» The task:
The lines to return are those below that contain the word "number".

» Available data:
---*---
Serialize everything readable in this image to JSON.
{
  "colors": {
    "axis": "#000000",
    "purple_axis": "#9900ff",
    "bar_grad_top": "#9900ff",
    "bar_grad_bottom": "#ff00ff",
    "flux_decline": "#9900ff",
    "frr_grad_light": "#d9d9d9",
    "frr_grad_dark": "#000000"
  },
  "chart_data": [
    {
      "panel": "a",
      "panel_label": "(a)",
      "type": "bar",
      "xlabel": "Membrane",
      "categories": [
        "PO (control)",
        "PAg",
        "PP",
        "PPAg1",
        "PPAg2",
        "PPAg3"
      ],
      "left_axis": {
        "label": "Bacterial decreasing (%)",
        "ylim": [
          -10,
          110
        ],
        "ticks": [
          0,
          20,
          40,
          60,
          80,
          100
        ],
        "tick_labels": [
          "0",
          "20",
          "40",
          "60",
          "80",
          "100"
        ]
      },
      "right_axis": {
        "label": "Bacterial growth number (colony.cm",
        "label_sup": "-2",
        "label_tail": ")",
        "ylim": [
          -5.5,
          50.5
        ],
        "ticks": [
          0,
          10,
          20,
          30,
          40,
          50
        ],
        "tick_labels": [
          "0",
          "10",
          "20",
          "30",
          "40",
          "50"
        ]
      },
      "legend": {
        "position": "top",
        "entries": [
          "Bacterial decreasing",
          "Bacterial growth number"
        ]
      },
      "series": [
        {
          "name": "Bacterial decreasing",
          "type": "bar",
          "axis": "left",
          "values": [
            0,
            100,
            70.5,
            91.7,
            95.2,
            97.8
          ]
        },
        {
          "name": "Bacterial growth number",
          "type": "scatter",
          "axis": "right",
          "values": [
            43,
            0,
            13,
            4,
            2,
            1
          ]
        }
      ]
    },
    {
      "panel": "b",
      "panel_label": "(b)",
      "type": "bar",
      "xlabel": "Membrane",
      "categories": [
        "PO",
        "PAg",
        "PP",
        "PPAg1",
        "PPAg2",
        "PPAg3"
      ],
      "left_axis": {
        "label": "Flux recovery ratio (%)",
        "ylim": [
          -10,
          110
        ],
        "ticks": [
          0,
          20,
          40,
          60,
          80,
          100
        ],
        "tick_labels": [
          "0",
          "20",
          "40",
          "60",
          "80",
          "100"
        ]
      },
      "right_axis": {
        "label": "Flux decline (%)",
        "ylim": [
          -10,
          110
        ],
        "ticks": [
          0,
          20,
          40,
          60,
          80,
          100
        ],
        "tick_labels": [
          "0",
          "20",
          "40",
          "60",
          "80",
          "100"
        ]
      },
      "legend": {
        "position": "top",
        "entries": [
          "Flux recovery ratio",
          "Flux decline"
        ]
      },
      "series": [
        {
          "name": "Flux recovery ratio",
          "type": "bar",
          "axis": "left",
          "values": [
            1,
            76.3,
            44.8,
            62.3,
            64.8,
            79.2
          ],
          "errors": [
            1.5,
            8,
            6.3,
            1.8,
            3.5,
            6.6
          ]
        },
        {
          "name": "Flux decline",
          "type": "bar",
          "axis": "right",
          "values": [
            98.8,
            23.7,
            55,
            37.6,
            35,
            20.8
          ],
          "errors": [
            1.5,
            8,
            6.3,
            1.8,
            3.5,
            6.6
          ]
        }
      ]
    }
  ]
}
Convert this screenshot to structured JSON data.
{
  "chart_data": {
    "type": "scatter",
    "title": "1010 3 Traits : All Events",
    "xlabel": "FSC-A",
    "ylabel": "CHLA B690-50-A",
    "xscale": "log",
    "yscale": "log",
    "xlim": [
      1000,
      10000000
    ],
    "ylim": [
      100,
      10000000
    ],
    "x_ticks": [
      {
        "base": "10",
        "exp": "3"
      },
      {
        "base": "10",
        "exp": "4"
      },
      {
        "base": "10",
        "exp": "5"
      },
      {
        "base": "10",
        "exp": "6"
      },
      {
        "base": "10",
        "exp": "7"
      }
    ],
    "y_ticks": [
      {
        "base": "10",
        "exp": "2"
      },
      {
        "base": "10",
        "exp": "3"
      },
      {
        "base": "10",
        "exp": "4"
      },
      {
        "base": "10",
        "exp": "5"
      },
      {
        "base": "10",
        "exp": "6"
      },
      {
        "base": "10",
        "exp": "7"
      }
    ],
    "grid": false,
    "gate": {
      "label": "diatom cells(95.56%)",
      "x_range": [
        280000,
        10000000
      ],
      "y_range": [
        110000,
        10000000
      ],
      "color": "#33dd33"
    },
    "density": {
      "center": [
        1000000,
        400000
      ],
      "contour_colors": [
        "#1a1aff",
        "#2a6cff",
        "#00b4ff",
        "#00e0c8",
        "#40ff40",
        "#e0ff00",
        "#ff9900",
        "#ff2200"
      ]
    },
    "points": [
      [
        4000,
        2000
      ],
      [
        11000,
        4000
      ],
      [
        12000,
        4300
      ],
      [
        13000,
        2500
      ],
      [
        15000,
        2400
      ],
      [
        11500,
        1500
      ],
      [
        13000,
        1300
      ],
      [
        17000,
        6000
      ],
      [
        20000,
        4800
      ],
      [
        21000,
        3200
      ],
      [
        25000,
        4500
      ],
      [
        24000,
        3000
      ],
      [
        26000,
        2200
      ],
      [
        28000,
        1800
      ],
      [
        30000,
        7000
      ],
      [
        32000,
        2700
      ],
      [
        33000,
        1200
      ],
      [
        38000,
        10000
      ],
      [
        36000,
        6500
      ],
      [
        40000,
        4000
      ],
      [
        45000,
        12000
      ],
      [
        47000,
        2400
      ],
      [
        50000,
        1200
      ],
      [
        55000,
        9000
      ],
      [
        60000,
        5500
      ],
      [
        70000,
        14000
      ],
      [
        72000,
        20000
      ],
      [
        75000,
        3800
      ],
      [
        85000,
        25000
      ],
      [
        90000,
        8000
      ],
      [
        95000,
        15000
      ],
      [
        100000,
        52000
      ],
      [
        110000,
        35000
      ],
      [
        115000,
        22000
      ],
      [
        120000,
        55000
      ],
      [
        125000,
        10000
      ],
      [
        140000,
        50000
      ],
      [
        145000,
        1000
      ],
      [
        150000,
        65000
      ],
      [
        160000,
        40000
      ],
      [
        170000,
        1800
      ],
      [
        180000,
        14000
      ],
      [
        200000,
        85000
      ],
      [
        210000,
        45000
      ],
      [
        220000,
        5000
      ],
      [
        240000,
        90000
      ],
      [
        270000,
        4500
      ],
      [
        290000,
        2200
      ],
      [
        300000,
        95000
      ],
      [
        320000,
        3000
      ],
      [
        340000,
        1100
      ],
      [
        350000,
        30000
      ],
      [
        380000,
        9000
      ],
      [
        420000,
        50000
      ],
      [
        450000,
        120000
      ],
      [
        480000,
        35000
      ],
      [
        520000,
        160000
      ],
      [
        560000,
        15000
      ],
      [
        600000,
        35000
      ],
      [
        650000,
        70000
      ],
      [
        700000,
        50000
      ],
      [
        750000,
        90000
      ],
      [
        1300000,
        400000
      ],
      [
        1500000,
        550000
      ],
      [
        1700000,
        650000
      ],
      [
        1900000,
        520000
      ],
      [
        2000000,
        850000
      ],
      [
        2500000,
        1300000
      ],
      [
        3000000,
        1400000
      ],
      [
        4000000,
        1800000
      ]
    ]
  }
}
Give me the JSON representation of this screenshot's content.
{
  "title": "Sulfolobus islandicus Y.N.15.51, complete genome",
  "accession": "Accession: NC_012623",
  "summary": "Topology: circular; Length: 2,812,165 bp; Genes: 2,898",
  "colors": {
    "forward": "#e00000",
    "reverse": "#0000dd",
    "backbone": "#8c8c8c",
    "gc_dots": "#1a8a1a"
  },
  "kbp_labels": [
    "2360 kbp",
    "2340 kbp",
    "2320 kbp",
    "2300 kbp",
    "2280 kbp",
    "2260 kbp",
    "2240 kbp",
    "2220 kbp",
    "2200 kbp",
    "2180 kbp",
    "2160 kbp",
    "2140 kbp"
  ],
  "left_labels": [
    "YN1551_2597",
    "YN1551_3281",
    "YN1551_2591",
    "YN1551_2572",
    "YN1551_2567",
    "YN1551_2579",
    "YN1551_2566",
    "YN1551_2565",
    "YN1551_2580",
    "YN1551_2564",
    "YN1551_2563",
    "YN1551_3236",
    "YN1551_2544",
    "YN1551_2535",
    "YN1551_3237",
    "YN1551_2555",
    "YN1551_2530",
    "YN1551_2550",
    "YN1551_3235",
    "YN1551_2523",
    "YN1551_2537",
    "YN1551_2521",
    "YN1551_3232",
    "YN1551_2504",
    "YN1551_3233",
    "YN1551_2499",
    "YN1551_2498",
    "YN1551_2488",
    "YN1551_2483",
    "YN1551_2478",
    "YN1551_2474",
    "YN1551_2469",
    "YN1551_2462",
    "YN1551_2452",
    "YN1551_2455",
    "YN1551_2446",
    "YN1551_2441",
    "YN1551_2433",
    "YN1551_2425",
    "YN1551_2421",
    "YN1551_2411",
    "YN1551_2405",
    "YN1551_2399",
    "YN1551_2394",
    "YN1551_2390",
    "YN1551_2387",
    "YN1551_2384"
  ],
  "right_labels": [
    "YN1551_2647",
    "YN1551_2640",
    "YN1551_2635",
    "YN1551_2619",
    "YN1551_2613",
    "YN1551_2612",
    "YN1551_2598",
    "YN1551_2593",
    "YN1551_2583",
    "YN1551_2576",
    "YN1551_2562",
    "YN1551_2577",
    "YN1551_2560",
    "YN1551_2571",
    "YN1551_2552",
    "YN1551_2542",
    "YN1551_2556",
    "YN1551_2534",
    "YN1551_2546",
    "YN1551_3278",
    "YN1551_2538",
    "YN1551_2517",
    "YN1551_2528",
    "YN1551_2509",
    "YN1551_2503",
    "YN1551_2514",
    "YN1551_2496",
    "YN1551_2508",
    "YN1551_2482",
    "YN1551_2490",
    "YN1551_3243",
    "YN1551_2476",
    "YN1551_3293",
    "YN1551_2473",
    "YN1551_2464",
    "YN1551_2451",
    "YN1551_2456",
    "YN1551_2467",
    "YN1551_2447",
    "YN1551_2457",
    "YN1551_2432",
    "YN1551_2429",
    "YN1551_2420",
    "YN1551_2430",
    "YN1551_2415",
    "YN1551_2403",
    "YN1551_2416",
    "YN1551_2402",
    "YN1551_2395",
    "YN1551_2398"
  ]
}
---*---
» Solved problem:
        "label": "Bacterial growth number (colony.cm",
          "Bacterial growth number"
          "name": "Bacterial growth number",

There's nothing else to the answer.